Dataset items —
== == ==

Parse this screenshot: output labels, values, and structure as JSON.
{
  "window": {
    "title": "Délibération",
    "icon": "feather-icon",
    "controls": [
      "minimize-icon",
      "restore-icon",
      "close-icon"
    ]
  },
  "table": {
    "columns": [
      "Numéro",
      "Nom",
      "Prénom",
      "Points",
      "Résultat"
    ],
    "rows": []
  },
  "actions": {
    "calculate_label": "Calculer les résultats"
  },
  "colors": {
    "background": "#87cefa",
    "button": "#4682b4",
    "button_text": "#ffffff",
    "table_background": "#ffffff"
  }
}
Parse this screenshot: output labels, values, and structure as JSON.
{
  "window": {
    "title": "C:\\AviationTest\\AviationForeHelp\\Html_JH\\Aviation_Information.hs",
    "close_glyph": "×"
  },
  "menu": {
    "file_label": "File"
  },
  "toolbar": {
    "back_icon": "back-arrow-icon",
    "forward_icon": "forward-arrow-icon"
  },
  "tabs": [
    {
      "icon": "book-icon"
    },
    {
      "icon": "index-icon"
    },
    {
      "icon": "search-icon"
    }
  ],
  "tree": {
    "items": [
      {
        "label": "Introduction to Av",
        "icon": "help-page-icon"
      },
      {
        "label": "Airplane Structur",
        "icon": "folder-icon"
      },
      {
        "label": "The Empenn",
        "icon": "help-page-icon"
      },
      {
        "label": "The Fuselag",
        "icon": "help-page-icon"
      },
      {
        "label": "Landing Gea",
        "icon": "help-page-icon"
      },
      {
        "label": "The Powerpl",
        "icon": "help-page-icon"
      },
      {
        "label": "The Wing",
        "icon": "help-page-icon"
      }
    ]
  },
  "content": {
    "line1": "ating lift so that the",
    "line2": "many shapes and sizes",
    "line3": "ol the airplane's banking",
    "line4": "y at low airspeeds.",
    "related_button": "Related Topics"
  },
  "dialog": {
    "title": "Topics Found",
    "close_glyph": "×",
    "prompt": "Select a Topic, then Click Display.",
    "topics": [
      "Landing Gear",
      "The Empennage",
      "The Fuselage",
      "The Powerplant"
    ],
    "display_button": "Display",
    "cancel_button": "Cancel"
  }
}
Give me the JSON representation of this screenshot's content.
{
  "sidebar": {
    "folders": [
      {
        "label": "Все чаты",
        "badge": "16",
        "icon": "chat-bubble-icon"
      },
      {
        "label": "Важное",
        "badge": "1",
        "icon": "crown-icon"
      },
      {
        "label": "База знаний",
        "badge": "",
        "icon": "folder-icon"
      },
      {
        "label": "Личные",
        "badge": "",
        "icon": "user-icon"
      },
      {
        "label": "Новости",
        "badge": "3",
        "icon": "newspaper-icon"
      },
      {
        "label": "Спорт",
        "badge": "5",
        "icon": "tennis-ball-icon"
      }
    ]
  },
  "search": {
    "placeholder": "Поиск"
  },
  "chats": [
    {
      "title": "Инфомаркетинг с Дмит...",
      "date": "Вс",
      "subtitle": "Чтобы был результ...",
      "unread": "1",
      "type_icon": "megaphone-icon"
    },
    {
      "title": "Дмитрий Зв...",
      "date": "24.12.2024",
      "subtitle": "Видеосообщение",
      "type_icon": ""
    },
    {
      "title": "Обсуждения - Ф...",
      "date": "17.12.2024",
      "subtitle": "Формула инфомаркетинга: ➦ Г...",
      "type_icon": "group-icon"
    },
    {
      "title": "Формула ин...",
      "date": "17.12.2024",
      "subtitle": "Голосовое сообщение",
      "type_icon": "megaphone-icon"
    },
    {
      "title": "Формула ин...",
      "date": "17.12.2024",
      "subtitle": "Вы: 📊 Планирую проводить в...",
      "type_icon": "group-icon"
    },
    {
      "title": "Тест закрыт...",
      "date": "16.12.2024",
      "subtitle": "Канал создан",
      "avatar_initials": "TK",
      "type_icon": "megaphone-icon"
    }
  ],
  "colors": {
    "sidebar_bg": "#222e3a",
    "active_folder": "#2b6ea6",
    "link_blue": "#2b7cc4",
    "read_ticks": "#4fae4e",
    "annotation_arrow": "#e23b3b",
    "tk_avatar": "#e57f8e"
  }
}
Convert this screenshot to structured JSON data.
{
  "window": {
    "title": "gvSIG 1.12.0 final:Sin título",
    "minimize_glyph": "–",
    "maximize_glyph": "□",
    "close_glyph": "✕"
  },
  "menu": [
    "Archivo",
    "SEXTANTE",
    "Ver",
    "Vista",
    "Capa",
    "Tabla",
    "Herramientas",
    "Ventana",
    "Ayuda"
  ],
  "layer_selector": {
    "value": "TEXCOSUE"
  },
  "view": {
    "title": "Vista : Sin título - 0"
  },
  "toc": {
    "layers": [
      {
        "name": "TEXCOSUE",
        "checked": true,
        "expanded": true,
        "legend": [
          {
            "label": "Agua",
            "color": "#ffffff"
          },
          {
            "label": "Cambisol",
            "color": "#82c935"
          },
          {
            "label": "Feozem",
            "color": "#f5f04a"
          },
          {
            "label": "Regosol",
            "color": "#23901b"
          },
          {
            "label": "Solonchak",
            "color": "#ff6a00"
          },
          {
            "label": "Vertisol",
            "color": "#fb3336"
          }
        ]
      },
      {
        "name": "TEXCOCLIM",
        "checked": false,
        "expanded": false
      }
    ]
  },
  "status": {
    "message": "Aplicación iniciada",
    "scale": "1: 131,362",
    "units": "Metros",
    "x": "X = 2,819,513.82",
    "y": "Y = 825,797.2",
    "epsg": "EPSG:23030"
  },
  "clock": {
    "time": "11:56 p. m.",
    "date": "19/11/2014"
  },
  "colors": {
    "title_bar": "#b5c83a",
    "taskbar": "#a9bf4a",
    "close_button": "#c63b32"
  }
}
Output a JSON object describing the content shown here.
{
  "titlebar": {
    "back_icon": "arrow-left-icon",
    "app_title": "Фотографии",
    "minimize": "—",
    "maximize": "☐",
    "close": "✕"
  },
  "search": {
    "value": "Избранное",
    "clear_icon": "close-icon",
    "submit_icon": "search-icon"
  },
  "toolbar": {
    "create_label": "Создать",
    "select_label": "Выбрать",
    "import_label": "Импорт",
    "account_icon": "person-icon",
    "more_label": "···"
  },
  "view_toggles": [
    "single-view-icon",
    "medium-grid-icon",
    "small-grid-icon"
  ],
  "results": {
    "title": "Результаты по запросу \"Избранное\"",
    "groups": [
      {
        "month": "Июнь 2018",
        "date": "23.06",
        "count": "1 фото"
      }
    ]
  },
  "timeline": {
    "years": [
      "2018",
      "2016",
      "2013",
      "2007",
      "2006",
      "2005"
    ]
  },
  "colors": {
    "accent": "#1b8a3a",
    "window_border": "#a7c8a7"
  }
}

== == ==

WHAT YOU ARE ASKED TO DO —
What is the number of lines that hold the string "JSON"? Reply with that number alone.

TASK SOLUTION —
5